== GIVEN REQUEST ==
Restate the data below word for word. Skip any images it contains.

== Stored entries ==

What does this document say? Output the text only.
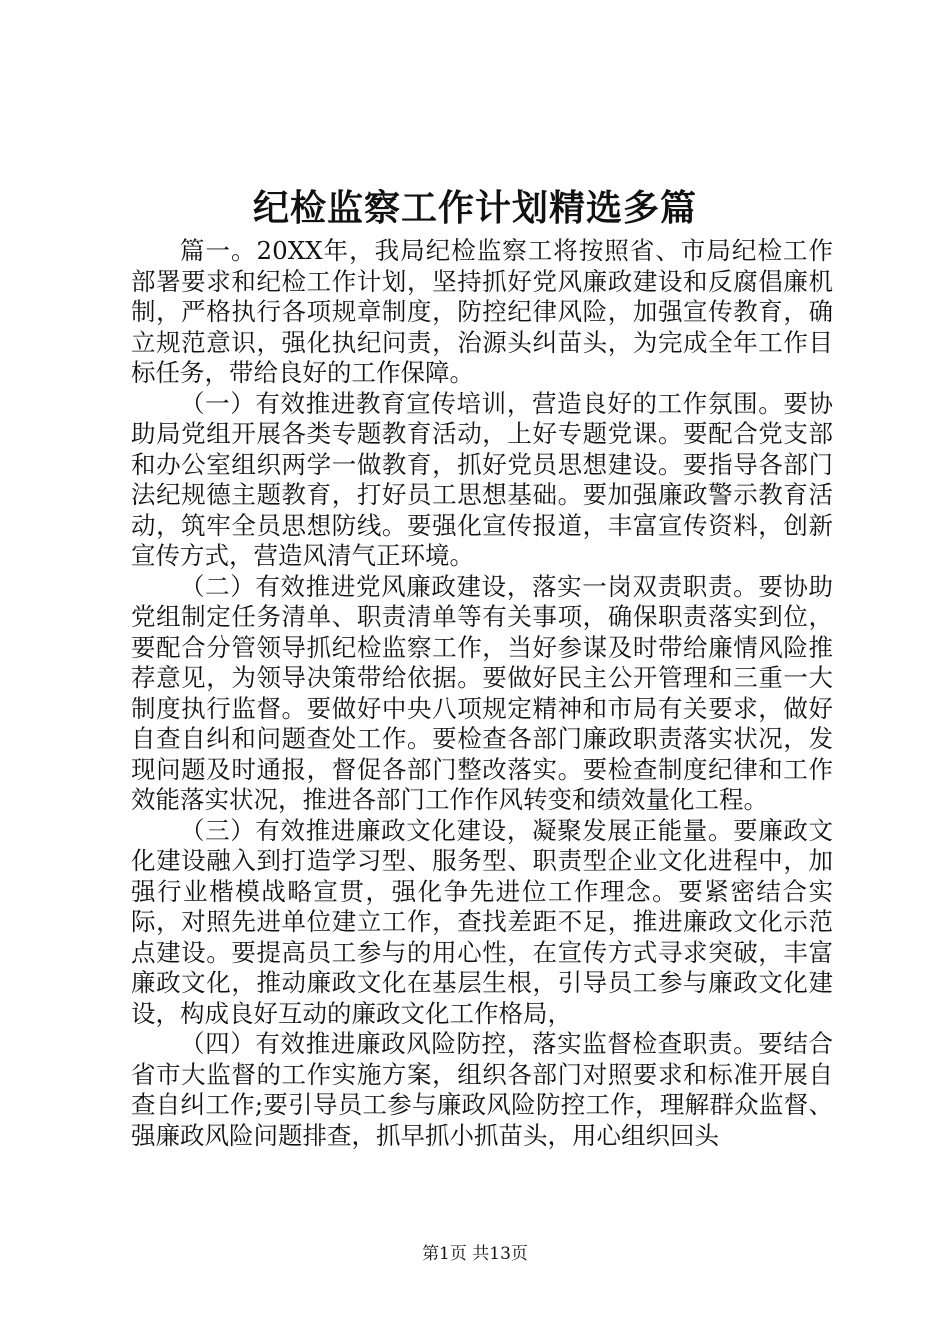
纪检监察工作计划精选多篇

篇一。20XX年，我局纪检监察工将按照省、市局纪检工作部署要求和纪检工作计划，坚持抓好党风廉政建设和反腐倡廉机制，严格执行各项规章制度，防控纪律风险，加强宣传教育，确立规范意识，强化执纪问责，治源头纠苗头，为完成全年工作目标任务，带给良好的工作保障。

（一）有效推进教育宣传培训，营造良好的工作氛围。要协助局党组开展各类专题教育活动，上好专题党课。要配合党支部和办公室组织两学一做教育，抓好党员思想建设。要指导各部门法纪规德主题教育，打好员工思想基础。要加强廉政警示教育活动，筑牢全员思想防线。要强化宣传报道，丰富宣传资料，创新宣传方式，营造风清气正环境。

（二）有效推进党风廉政建设，落实一岗双责职责。要协助党组制定任务清单、职责清单等有关事项，确保职责落实到位，要配合分管领导抓纪检监察工作，当好参谋及时带给廉情风险推荐意见，为领导决策带给依据。要做好民主公开管理和三重一大制度执行监督。要做好中央八项规定精神和市局有关要求，做好自查自纠和问题查处工作。要检查各部门廉政职责落实状况，发现问题及时通报，督促各部门整改落实。要检查制度纪律和工作效能落实状况，推进各部门工作作风转变和绩效量化工程。

（三）有效推进廉政文化建设，凝聚发展正能量。要廉政文化建设融入到打造学习型、服务型、职责型企业文化进程中，加强行业楷模战略宣贯，强化争先进位工作理念。要紧密结合实际，对照先进单位建立工作，查找差距不足，推进廉政文化示范点建设。要提高员工参与的用心性，在宣传方式寻求突破，丰富廉政文化，推动廉政文化在基层生根，引导员工参与廉政文化建设，构成良好互动的廉政文化工作格局，

（四）有效推进廉政风险防控，落实监督检查职责。要结合省市大监督的工作实施方案，组织各部门对照要求和标准开展自查自纠工作;要引导员工参与廉政风险防控工作，理解群众监督、强廉政风险问题排查，抓早抓小抓苗头，用心组织回头

第1页 共13页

== REPLY ==
What does this document say? Output the text only.
纪检监察工作计划精选多篇

篇一。20XX年，我局纪检监察工将按照省、市局纪检工作部署要求和纪检工作计划，坚持抓好党风廉政建设和反腐倡廉机制，严格执行各项规章制度，防控纪律风险，加强宣传教育，确立规范意识，强化执纪问责，治源头纠苗头，为完成全年工作目标任务，带给良好的工作保障。

（一）有效推进教育宣传培训，营造良好的工作氛围。要协助局党组开展各类专题教育活动，上好专题党课。要配合党支部和办公室组织两学一做教育，抓好党员思想建设。要指导各部门法纪规德主题教育，打好员工思想基础。要加强廉政警示教育活动，筑牢全员思想防线。要强化宣传报道，丰富宣传资料，创新宣传方式，营造风清气正环境。

（二）有效推进党风廉政建设，落实一岗双责职责。要协助党组制定任务清单、职责清单等有关事项，确保职责落实到位，要配合分管领导抓纪检监察工作，当好参谋及时带给廉情风险推荐意见，为领导决策带给依据。要做好民主公开管理和三重一大制度执行监督。要做好中央八项规定精神和市局有关要求，做好自查自纠和问题查处工作。要检查各部门廉政职责落实状况，发现问题及时通报，督促各部门整改落实。要检查制度纪律和工作效能落实状况，推进各部门工作作风转变和绩效量化工程。

（三）有效推进廉政文化建设，凝聚发展正能量。要廉政文化建设融入到打造学习型、服务型、职责型企业文化进程中，加强行业楷模战略宣贯，强化争先进位工作理念。要紧密结合实际，对照先进单位建立工作，查找差距不足，推进廉政文化示范点建设。要提高员工参与的用心性，在宣传方式寻求突破，丰富廉政文化，推动廉政文化在基层生根，引导员工参与廉政文化建设，构成良好互动的廉政文化工作格局，

（四）有效推进廉政风险防控，落实监督检查职责。要结合省市大监督的工作实施方案，组织各部门对照要求和标准开展自查自纠工作;要引导员工参与廉政风险防控工作，理解群众监督、强廉政风险问题排查，抓早抓小抓苗头，用心组织回头

第1页 共13页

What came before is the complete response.